(begin)
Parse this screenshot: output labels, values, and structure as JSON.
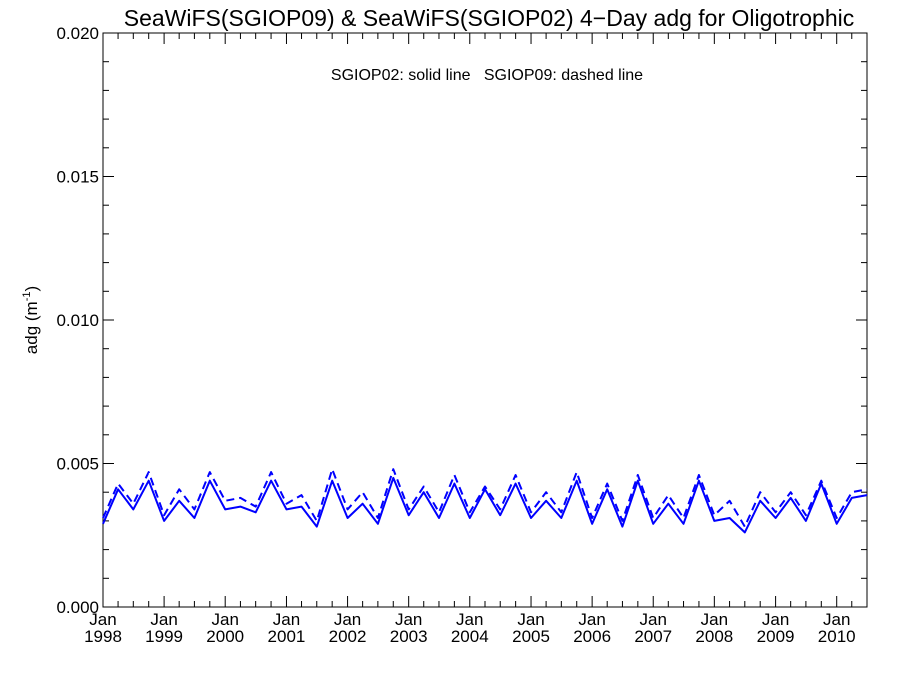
{
  "chart_data": {
    "type": "line",
    "title": "SeaWiFS(SGIOP09) & SeaWiFS(SGIOP02) 4−Day adg for Oligotrophic",
    "annotation": "SGIOP02: solid line   SGIOP09: dashed line",
    "ylabel": "adg (m",
    "ylabel_sup": "-1",
    "ylabel_close": ")",
    "ylim": [
      0.0,
      0.02
    ],
    "yticks": [
      "0.000",
      "0.005",
      "0.010",
      "0.015",
      "0.020"
    ],
    "xlim": [
      "1998-01-01",
      "2010-07-01"
    ],
    "xticks": [
      {
        "month": "Jan",
        "year": "1998"
      },
      {
        "month": "Jan",
        "year": "1999"
      },
      {
        "month": "Jan",
        "year": "2000"
      },
      {
        "month": "Jan",
        "year": "2001"
      },
      {
        "month": "Jan",
        "year": "2002"
      },
      {
        "month": "Jan",
        "year": "2003"
      },
      {
        "month": "Jan",
        "year": "2004"
      },
      {
        "month": "Jan",
        "year": "2005"
      },
      {
        "month": "Jan",
        "year": "2006"
      },
      {
        "month": "Jan",
        "year": "2007"
      },
      {
        "month": "Jan",
        "year": "2008"
      },
      {
        "month": "Jan",
        "year": "2009"
      },
      {
        "month": "Jan",
        "year": "2010"
      }
    ],
    "series_color": "#0000ff",
    "series": [
      {
        "style": "solid",
        "x": [
          "1998-01-01",
          "1998-04-01",
          "1998-07-01",
          "1998-10-01",
          "1999-01-01",
          "1999-04-01",
          "1999-07-01",
          "1999-10-01",
          "2000-01-01",
          "2000-04-01",
          "2000-07-01",
          "2000-10-01",
          "2001-01-01",
          "2001-04-01",
          "2001-07-01",
          "2001-10-01",
          "2002-01-01",
          "2002-04-01",
          "2002-07-01",
          "2002-10-01",
          "2003-01-01",
          "2003-04-01",
          "2003-07-01",
          "2003-10-01",
          "2004-01-01",
          "2004-04-01",
          "2004-07-01",
          "2004-10-01",
          "2005-01-01",
          "2005-04-01",
          "2005-07-01",
          "2005-10-01",
          "2006-01-01",
          "2006-04-01",
          "2006-07-01",
          "2006-10-01",
          "2007-01-01",
          "2007-04-01",
          "2007-07-01",
          "2007-10-01",
          "2008-01-01",
          "2008-04-01",
          "2008-07-01",
          "2008-10-01",
          "2009-01-01",
          "2009-04-01",
          "2009-07-01",
          "2009-10-01",
          "2010-01-01",
          "2010-04-01",
          "2010-07-01"
        ],
        "y": [
          0.0029,
          0.0041,
          0.0034,
          0.0044,
          0.003,
          0.0037,
          0.0031,
          0.0044,
          0.0034,
          0.0035,
          0.0033,
          0.0044,
          0.0034,
          0.0035,
          0.0028,
          0.0044,
          0.0031,
          0.0036,
          0.0029,
          0.0045,
          0.0032,
          0.004,
          0.0031,
          0.0043,
          0.0031,
          0.0041,
          0.0032,
          0.0043,
          0.0031,
          0.0037,
          0.0031,
          0.0044,
          0.0029,
          0.0041,
          0.0028,
          0.0044,
          0.0029,
          0.0036,
          0.0029,
          0.0044,
          0.003,
          0.0031,
          0.0026,
          0.0037,
          0.0031,
          0.0038,
          0.003,
          0.0043,
          0.0029,
          0.0038,
          0.0039
        ]
      },
      {
        "style": "dashed",
        "x": [
          "1998-01-01",
          "1998-04-01",
          "1998-07-01",
          "1998-10-01",
          "1999-01-01",
          "1999-04-01",
          "1999-07-01",
          "1999-10-01",
          "2000-01-01",
          "2000-04-01",
          "2000-07-01",
          "2000-10-01",
          "2001-01-01",
          "2001-04-01",
          "2001-07-01",
          "2001-10-01",
          "2002-01-01",
          "2002-04-01",
          "2002-07-01",
          "2002-10-01",
          "2003-01-01",
          "2003-04-01",
          "2003-07-01",
          "2003-10-01",
          "2004-01-01",
          "2004-04-01",
          "2004-07-01",
          "2004-10-01",
          "2005-01-01",
          "2005-04-01",
          "2005-07-01",
          "2005-10-01",
          "2006-01-01",
          "2006-04-01",
          "2006-07-01",
          "2006-10-01",
          "2007-01-01",
          "2007-04-01",
          "2007-07-01",
          "2007-10-01",
          "2008-01-01",
          "2008-04-01",
          "2008-07-01",
          "2008-10-01",
          "2009-01-01",
          "2009-04-01",
          "2009-07-01",
          "2009-10-01",
          "2010-01-01",
          "2010-04-01",
          "2010-07-01"
        ],
        "y": [
          0.0031,
          0.0043,
          0.0036,
          0.0047,
          0.0032,
          0.0041,
          0.0034,
          0.0047,
          0.0037,
          0.0038,
          0.0035,
          0.0047,
          0.0036,
          0.0039,
          0.003,
          0.0048,
          0.0034,
          0.004,
          0.0031,
          0.0048,
          0.0034,
          0.0042,
          0.0033,
          0.0046,
          0.0033,
          0.0042,
          0.0034,
          0.0046,
          0.0033,
          0.004,
          0.0033,
          0.0047,
          0.0031,
          0.0043,
          0.003,
          0.0046,
          0.0031,
          0.0039,
          0.0031,
          0.0046,
          0.0032,
          0.0037,
          0.0028,
          0.004,
          0.0033,
          0.004,
          0.0032,
          0.0044,
          0.0031,
          0.004,
          0.0041
        ]
      }
    ]
  }
}
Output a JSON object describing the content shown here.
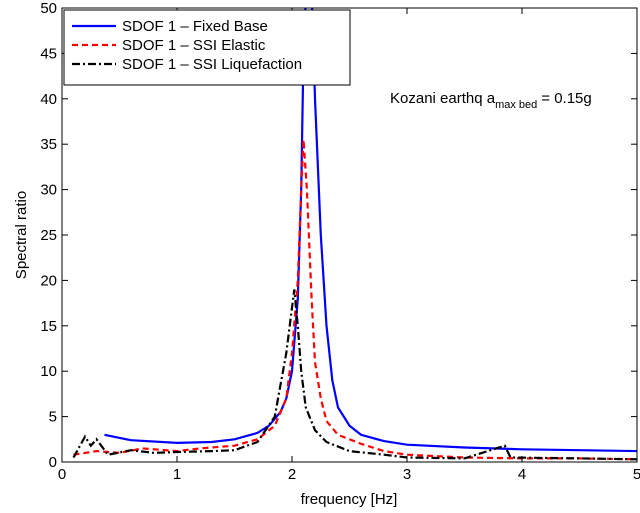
{
  "chart_data": {
    "type": "line",
    "x_label": "frequency [Hz]",
    "y_label": "Spectral ratio",
    "annotation": {
      "text": "Kozani earthq a",
      "subscript": "max bed",
      "suffix": "= 0.15g"
    },
    "xlim": [
      0,
      5
    ],
    "xticks": [
      0,
      1,
      2,
      3,
      4,
      5
    ],
    "ylim": [
      0,
      50
    ],
    "yticks": [
      0,
      5,
      10,
      15,
      20,
      25,
      30,
      35,
      40,
      45,
      50
    ],
    "legend": "upper left",
    "series": [
      {
        "name": "SDOF 1 – Fixed Base",
        "color": "#0000ff",
        "linestyle": "solid",
        "x": [
          0.37,
          0.6,
          1.0,
          1.3,
          1.5,
          1.7,
          1.8,
          1.9,
          1.95,
          2.0,
          2.05,
          2.08,
          2.1,
          2.15,
          2.2,
          2.25,
          2.3,
          2.35,
          2.4,
          2.45,
          2.5,
          2.6,
          2.8,
          3.0,
          3.5,
          4.0,
          4.5,
          5.0
        ],
        "values": [
          3.0,
          2.4,
          2.1,
          2.2,
          2.5,
          3.2,
          4.0,
          5.5,
          7,
          10,
          18,
          30,
          45,
          60,
          40,
          25,
          15,
          9,
          6,
          5,
          4,
          3,
          2.3,
          1.9,
          1.6,
          1.4,
          1.3,
          1.2
        ]
      },
      {
        "name": "SDOF 1 – SSI Elastic",
        "color": "#ff0000",
        "linestyle": "dashed",
        "x": [
          0.1,
          0.3,
          0.5,
          0.7,
          1.0,
          1.2,
          1.5,
          1.7,
          1.85,
          1.95,
          2.0,
          2.05,
          2.08,
          2.1,
          2.13,
          2.17,
          2.2,
          2.25,
          2.3,
          2.4,
          2.6,
          2.8,
          3.0,
          3.5,
          4.0,
          4.5,
          5.0
        ],
        "values": [
          0.8,
          1.2,
          1.0,
          1.5,
          1.2,
          1.5,
          1.8,
          2.5,
          4,
          7,
          12,
          20,
          30,
          35.5,
          30,
          18,
          11,
          7,
          4.5,
          3,
          2,
          1.2,
          0.8,
          0.5,
          0.4,
          0.4,
          0.3
        ]
      },
      {
        "name": "SDOF 1 – SSI Liquefaction",
        "color": "#000000",
        "linestyle": "dashdot",
        "x": [
          0.1,
          0.2,
          0.25,
          0.3,
          0.4,
          0.6,
          0.8,
          1.0,
          1.3,
          1.5,
          1.7,
          1.85,
          1.9,
          1.95,
          2.0,
          2.02,
          2.05,
          2.08,
          2.12,
          2.2,
          2.3,
          2.5,
          2.8,
          3.0,
          3.5,
          3.85,
          3.9,
          4.5,
          5.0
        ],
        "values": [
          0.5,
          2.8,
          1.8,
          2.5,
          0.8,
          1.3,
          1.0,
          1.1,
          1.2,
          1.3,
          2.2,
          5,
          8.5,
          12,
          17,
          19,
          15,
          10,
          6,
          3.5,
          2.2,
          1.2,
          0.8,
          0.5,
          0.4,
          1.8,
          0.5,
          0.4,
          0.3
        ]
      }
    ]
  }
}
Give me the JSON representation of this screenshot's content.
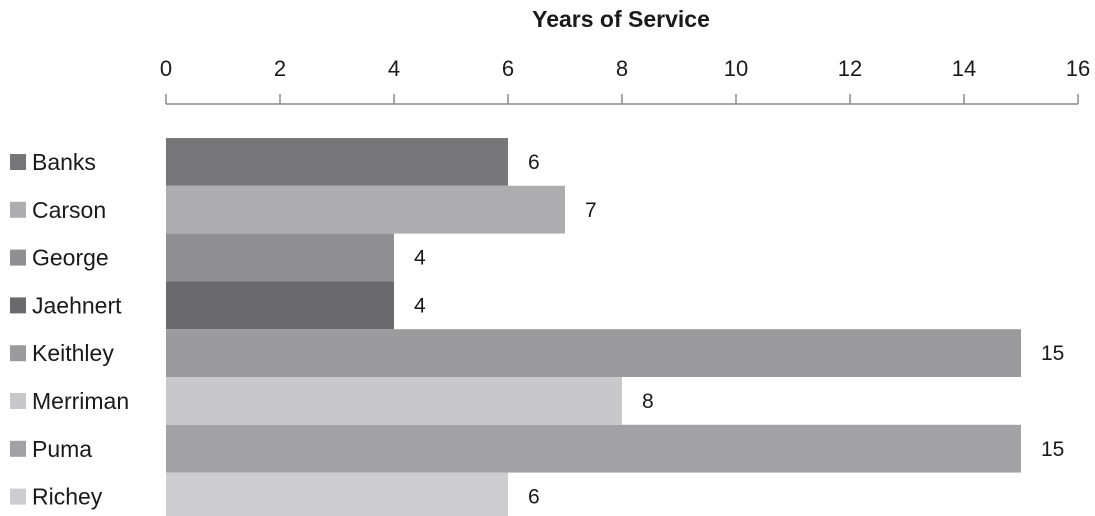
{
  "chart_data": {
    "type": "bar",
    "orientation": "horizontal",
    "title": "",
    "xlabel": "Years of Service",
    "ylabel": "",
    "xlim": [
      0,
      16
    ],
    "x_ticks": [
      0,
      2,
      4,
      6,
      8,
      10,
      12,
      14,
      16
    ],
    "x_axis_position": "top",
    "grid": false,
    "legend": "left",
    "categories": [
      "Banks",
      "Carson",
      "George",
      "Jaehnert",
      "Keithley",
      "Merriman",
      "Puma",
      "Richey"
    ],
    "values": [
      6,
      7,
      4,
      4,
      15,
      8,
      15,
      6
    ],
    "data_labels": [
      "6",
      "7",
      "4",
      "4",
      "15",
      "8",
      "15",
      "6"
    ],
    "colors": [
      "#77777a",
      "#adadb0",
      "#8f8f92",
      "#6a6a6d",
      "#9b9b9e",
      "#c8c8ca",
      "#a2a2a5",
      "#cdcdcf"
    ]
  }
}
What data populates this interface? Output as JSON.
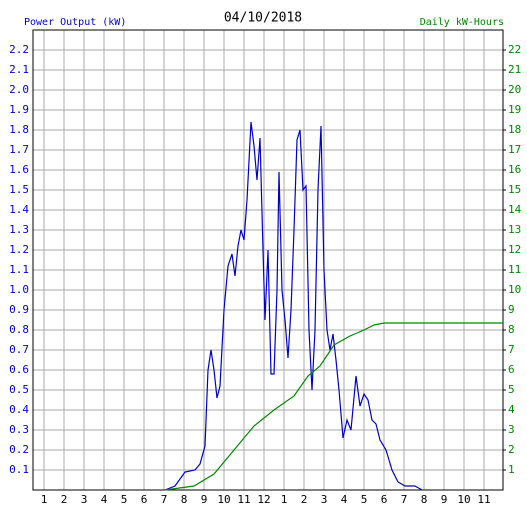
(end)
Provide solely the number of lines in the data that include the word "linestyle".

ANSWER TO THE EXERCISE: 3